*Directions for this task*
Take the entries below and reproduce them word for word.

*Material shown*
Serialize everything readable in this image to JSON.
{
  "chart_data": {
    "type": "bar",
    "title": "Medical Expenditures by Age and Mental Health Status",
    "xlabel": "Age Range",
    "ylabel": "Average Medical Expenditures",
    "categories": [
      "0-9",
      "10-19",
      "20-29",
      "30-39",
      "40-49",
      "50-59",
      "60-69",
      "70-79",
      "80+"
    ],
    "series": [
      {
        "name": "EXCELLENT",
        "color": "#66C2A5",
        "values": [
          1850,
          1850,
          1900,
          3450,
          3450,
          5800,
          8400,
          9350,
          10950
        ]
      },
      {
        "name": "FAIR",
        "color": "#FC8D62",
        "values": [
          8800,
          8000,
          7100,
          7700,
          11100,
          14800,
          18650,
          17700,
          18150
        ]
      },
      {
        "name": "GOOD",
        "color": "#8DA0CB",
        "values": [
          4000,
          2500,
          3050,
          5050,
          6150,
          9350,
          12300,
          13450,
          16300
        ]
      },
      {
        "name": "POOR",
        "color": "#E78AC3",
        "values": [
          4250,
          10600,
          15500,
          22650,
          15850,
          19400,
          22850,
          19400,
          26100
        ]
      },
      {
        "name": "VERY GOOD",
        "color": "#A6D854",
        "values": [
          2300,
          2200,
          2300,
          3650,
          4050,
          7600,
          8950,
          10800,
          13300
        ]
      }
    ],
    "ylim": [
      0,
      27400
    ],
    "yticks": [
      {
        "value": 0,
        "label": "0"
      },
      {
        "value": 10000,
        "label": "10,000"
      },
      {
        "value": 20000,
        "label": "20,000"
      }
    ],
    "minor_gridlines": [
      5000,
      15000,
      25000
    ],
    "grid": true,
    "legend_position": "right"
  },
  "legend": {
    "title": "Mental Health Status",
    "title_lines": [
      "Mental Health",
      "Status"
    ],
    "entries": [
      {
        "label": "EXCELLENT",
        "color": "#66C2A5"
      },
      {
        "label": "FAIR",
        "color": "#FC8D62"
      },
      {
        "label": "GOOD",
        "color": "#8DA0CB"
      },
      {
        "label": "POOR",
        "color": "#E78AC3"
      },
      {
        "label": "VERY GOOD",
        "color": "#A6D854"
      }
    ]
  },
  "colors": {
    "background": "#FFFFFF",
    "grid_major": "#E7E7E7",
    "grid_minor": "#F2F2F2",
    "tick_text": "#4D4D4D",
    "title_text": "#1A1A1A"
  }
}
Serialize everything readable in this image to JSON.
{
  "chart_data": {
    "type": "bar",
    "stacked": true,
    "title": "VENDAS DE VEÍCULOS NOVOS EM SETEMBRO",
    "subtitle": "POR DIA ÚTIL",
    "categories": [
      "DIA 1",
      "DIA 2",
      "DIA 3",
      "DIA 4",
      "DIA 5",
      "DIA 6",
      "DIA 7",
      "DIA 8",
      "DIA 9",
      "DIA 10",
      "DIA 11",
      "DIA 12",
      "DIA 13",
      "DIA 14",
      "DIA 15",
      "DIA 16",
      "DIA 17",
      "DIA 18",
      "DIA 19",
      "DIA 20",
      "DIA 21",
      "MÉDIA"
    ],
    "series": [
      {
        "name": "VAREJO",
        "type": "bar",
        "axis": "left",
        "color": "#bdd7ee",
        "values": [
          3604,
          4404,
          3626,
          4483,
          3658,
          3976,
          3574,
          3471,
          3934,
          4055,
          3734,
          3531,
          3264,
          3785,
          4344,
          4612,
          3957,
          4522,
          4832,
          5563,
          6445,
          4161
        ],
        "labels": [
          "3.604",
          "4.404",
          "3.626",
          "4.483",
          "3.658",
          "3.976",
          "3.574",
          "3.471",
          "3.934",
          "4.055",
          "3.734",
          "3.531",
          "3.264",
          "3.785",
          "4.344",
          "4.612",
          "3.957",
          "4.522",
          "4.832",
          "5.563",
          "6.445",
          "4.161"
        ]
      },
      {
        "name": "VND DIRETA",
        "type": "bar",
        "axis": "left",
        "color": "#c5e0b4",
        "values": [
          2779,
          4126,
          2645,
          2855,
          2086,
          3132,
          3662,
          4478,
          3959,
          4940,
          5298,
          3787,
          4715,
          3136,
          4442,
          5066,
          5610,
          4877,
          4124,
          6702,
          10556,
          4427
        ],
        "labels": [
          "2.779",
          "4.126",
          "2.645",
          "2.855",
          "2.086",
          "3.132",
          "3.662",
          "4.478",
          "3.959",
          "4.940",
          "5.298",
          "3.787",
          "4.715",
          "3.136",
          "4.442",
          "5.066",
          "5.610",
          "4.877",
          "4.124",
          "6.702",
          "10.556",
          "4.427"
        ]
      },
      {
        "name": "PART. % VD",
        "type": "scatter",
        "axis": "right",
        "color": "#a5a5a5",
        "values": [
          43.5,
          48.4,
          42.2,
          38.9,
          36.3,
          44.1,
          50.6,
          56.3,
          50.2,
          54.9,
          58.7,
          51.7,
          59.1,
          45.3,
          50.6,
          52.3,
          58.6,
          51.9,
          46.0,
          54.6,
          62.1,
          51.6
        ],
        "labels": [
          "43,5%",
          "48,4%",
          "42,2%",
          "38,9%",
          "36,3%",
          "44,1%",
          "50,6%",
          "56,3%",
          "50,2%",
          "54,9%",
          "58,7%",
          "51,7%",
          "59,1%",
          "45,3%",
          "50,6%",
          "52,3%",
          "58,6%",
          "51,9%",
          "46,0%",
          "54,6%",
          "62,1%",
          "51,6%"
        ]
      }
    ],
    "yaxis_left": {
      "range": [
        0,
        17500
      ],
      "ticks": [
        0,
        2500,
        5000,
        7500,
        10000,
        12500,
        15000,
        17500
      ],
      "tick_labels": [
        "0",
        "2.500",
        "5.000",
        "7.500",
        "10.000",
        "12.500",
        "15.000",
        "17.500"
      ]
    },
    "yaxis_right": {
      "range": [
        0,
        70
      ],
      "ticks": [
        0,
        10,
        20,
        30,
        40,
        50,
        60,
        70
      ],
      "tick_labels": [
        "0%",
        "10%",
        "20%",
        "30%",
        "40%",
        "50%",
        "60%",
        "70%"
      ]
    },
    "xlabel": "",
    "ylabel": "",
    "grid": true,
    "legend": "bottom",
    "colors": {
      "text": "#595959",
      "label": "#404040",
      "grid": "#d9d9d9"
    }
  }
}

*Solution to this problem*
Serialize everything readable in this image to JSON.
{
  "chart_data": {
    "type": "bar",
    "title": "Medical Expenditures by Age and Mental Health Status",
    "xlabel": "Age Range",
    "ylabel": "Average Medical Expenditures",
    "categories": [
      "0-9",
      "10-19",
      "20-29",
      "30-39",
      "40-49",
      "50-59",
      "60-69",
      "70-79",
      "80+"
    ],
    "series": [
      {
        "name": "EXCELLENT",
        "color": "#66C2A5",
        "values": [
          1850,
          1850,
          1900,
          3450,
          3450,
          5800,
          8400,
          9350,
          10950
        ]
      },
      {
        "name": "FAIR",
        "color": "#FC8D62",
        "values": [
          8800,
          8000,
          7100,
          7700,
          11100,
          14800,
          18650,
          17700,
          18150
        ]
      },
      {
        "name": "GOOD",
        "color": "#8DA0CB",
        "values": [
          4000,
          2500,
          3050,
          5050,
          6150,
          9350,
          12300,
          13450,
          16300
        ]
      },
      {
        "name": "POOR",
        "color": "#E78AC3",
        "values": [
          4250,
          10600,
          15500,
          22650,
          15850,
          19400,
          22850,
          19400,
          26100
        ]
      },
      {
        "name": "VERY GOOD",
        "color": "#A6D854",
        "values": [
          2300,
          2200,
          2300,
          3650,
          4050,
          7600,
          8950,
          10800,
          13300
        ]
      }
    ],
    "ylim": [
      0,
      27400
    ],
    "yticks": [
      {
        "value": 0,
        "label": "0"
      },
      {
        "value": 10000,
        "label": "10,000"
      },
      {
        "value": 20000,
        "label": "20,000"
      }
    ],
    "minor_gridlines": [
      5000,
      15000,
      25000
    ],
    "grid": true,
    "legend_position": "right"
  },
  "legend": {
    "title": "Mental Health Status",
    "title_lines": [
      "Mental Health",
      "Status"
    ],
    "entries": [
      {
        "label": "EXCELLENT",
        "color": "#66C2A5"
      },
      {
        "label": "FAIR",
        "color": "#FC8D62"
      },
      {
        "label": "GOOD",
        "color": "#8DA0CB"
      },
      {
        "label": "POOR",
        "color": "#E78AC3"
      },
      {
        "label": "VERY GOOD",
        "color": "#A6D854"
      }
    ]
  },
  "colors": {
    "background": "#FFFFFF",
    "grid_major": "#E7E7E7",
    "grid_minor": "#F2F2F2",
    "tick_text": "#4D4D4D",
    "title_text": "#1A1A1A"
  }
}
Serialize everything readable in this image to JSON.
{
  "chart_data": {
    "type": "bar",
    "stacked": true,
    "title": "VENDAS DE VEÍCULOS NOVOS EM SETEMBRO",
    "subtitle": "POR DIA ÚTIL",
    "categories": [
      "DIA 1",
      "DIA 2",
      "DIA 3",
      "DIA 4",
      "DIA 5",
      "DIA 6",
      "DIA 7",
      "DIA 8",
      "DIA 9",
      "DIA 10",
      "DIA 11",
      "DIA 12",
      "DIA 13",
      "DIA 14",
      "DIA 15",
      "DIA 16",
      "DIA 17",
      "DIA 18",
      "DIA 19",
      "DIA 20",
      "DIA 21",
      "MÉDIA"
    ],
    "series": [
      {
        "name": "VAREJO",
        "type": "bar",
        "axis": "left",
        "color": "#bdd7ee",
        "values": [
          3604,
          4404,
          3626,
          4483,
          3658,
          3976,
          3574,
          3471,
          3934,
          4055,
          3734,
          3531,
          3264,
          3785,
          4344,
          4612,
          3957,
          4522,
          4832,
          5563,
          6445,
          4161
        ],
        "labels": [
          "3.604",
          "4.404",
          "3.626",
          "4.483",
          "3.658",
          "3.976",
          "3.574",
          "3.471",
          "3.934",
          "4.055",
          "3.734",
          "3.531",
          "3.264",
          "3.785",
          "4.344",
          "4.612",
          "3.957",
          "4.522",
          "4.832",
          "5.563",
          "6.445",
          "4.161"
        ]
      },
      {
        "name": "VND DIRETA",
        "type": "bar",
        "axis": "left",
        "color": "#c5e0b4",
        "values": [
          2779,
          4126,
          2645,
          2855,
          2086,
          3132,
          3662,
          4478,
          3959,
          4940,
          5298,
          3787,
          4715,
          3136,
          4442,
          5066,
          5610,
          4877,
          4124,
          6702,
          10556,
          4427
        ],
        "labels": [
          "2.779",
          "4.126",
          "2.645",
          "2.855",
          "2.086",
          "3.132",
          "3.662",
          "4.478",
          "3.959",
          "4.940",
          "5.298",
          "3.787",
          "4.715",
          "3.136",
          "4.442",
          "5.066",
          "5.610",
          "4.877",
          "4.124",
          "6.702",
          "10.556",
          "4.427"
        ]
      },
      {
        "name": "PART. % VD",
        "type": "scatter",
        "axis": "right",
        "color": "#a5a5a5",
        "values": [
          43.5,
          48.4,
          42.2,
          38.9,
          36.3,
          44.1,
          50.6,
          56.3,
          50.2,
          54.9,
          58.7,
          51.7,
          59.1,
          45.3,
          50.6,
          52.3,
          58.6,
          51.9,
          46.0,
          54.6,
          62.1,
          51.6
        ],
        "labels": [
          "43,5%",
          "48,4%",
          "42,2%",
          "38,9%",
          "36,3%",
          "44,1%",
          "50,6%",
          "56,3%",
          "50,2%",
          "54,9%",
          "58,7%",
          "51,7%",
          "59,1%",
          "45,3%",
          "50,6%",
          "52,3%",
          "58,6%",
          "51,9%",
          "46,0%",
          "54,6%",
          "62,1%",
          "51,6%"
        ]
      }
    ],
    "yaxis_left": {
      "range": [
        0,
        17500
      ],
      "ticks": [
        0,
        2500,
        5000,
        7500,
        10000,
        12500,
        15000,
        17500
      ],
      "tick_labels": [
        "0",
        "2.500",
        "5.000",
        "7.500",
        "10.000",
        "12.500",
        "15.000",
        "17.500"
      ]
    },
    "yaxis_right": {
      "range": [
        0,
        70
      ],
      "ticks": [
        0,
        10,
        20,
        30,
        40,
        50,
        60,
        70
      ],
      "tick_labels": [
        "0%",
        "10%",
        "20%",
        "30%",
        "40%",
        "50%",
        "60%",
        "70%"
      ]
    },
    "xlabel": "",
    "ylabel": "",
    "grid": true,
    "legend": "bottom",
    "colors": {
      "text": "#595959",
      "label": "#404040",
      "grid": "#d9d9d9"
    }
  }
}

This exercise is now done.